Return every one of the lines below without any changes, and leave the pictures out of your answer.

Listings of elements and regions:
================

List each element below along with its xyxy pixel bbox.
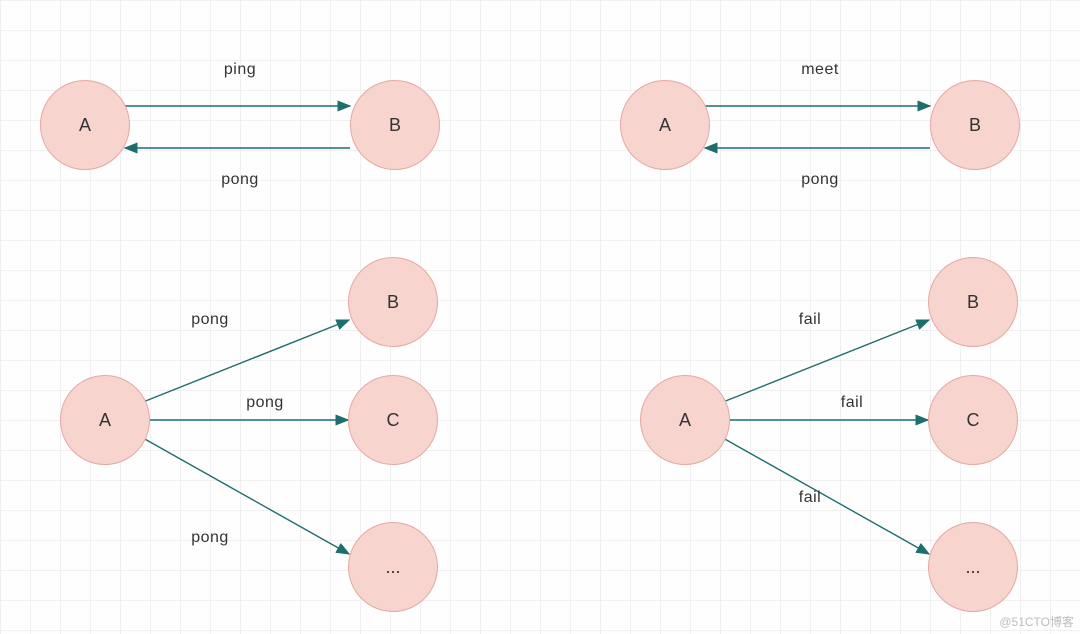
edge-label-fail-c: fail [841, 394, 863, 412]
edge-label-pong-2: pong [801, 171, 839, 189]
node-b-tr: B [930, 80, 1020, 170]
node-label: C [387, 410, 400, 431]
node-a-tr: A [620, 80, 710, 170]
node-label: B [389, 115, 401, 136]
node-label: A [679, 410, 691, 431]
arrows-layer [0, 0, 1080, 634]
edge-label-pong: pong [221, 171, 259, 189]
node-b-br: B [928, 257, 1018, 347]
node-label: B [969, 115, 981, 136]
node-d-br: ... [928, 522, 1018, 612]
node-d-bl: ... [348, 522, 438, 612]
node-label: A [99, 410, 111, 431]
node-a-tl: A [40, 80, 130, 170]
node-a-bl: A [60, 375, 150, 465]
edge-label-pong-d: pong [191, 529, 229, 547]
edge-label-fail-d: fail [799, 489, 821, 507]
node-label: ... [965, 557, 980, 578]
node-label: A [79, 115, 91, 136]
arrow-pong-b [143, 320, 349, 402]
node-c-br: C [928, 375, 1018, 465]
node-c-bl: C [348, 375, 438, 465]
edge-label-meet: meet [801, 61, 839, 79]
node-label: A [659, 115, 671, 136]
node-label: C [967, 410, 980, 431]
node-label: B [967, 292, 979, 313]
node-label: ... [385, 557, 400, 578]
arrow-fail-b [723, 320, 929, 402]
node-b-bl: B [348, 257, 438, 347]
arrow-fail-d [723, 438, 929, 554]
edge-label-ping: ping [224, 61, 256, 79]
node-label: B [387, 292, 399, 313]
watermark-text: @51CTO博客 [999, 613, 1074, 630]
arrow-pong-d [143, 438, 349, 554]
edge-label-pong-c: pong [246, 394, 284, 412]
node-a-br: A [640, 375, 730, 465]
diagram-canvas: A B ping pong A B meet pong A B C ... po… [0, 0, 1080, 634]
node-b-tl: B [350, 80, 440, 170]
edge-label-fail-b: fail [799, 311, 821, 329]
edge-label-pong-b: pong [191, 311, 229, 329]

================

** The answer **
List each element below along with its xyxy pixel bbox.
edge-label-fail-c: fail [841, 394, 863, 412]
edge-label-pong-2: pong [801, 171, 839, 189]
node-b-tr: B [930, 80, 1020, 170]
node-label: C [387, 410, 400, 431]
node-a-tr: A [620, 80, 710, 170]
node-label: B [389, 115, 401, 136]
node-label: A [679, 410, 691, 431]
arrows-layer [0, 0, 1080, 634]
edge-label-pong: pong [221, 171, 259, 189]
node-b-br: B [928, 257, 1018, 347]
node-label: B [969, 115, 981, 136]
node-d-br: ... [928, 522, 1018, 612]
node-d-bl: ... [348, 522, 438, 612]
node-label: A [99, 410, 111, 431]
node-a-tl: A [40, 80, 130, 170]
node-a-bl: A [60, 375, 150, 465]
edge-label-pong-d: pong [191, 529, 229, 547]
edge-label-fail-d: fail [799, 489, 821, 507]
node-label: ... [965, 557, 980, 578]
node-label: A [79, 115, 91, 136]
arrow-pong-b [143, 320, 349, 402]
node-c-br: C [928, 375, 1018, 465]
node-c-bl: C [348, 375, 438, 465]
edge-label-meet: meet [801, 61, 839, 79]
node-label: A [659, 115, 671, 136]
node-label: C [967, 410, 980, 431]
node-label: B [967, 292, 979, 313]
node-label: ... [385, 557, 400, 578]
arrow-fail-b [723, 320, 929, 402]
node-b-bl: B [348, 257, 438, 347]
arrow-fail-d [723, 438, 929, 554]
edge-label-ping: ping [224, 61, 256, 79]
node-label: B [387, 292, 399, 313]
watermark-text: @51CTO博客 [999, 613, 1074, 630]
arrow-pong-d [143, 438, 349, 554]
edge-label-pong-c: pong [246, 394, 284, 412]
node-a-br: A [640, 375, 730, 465]
diagram-canvas: A B ping pong A B meet pong A B C ... po… [0, 0, 1080, 634]
node-b-tl: B [350, 80, 440, 170]
edge-label-fail-b: fail [799, 311, 821, 329]
edge-label-pong-b: pong [191, 311, 229, 329]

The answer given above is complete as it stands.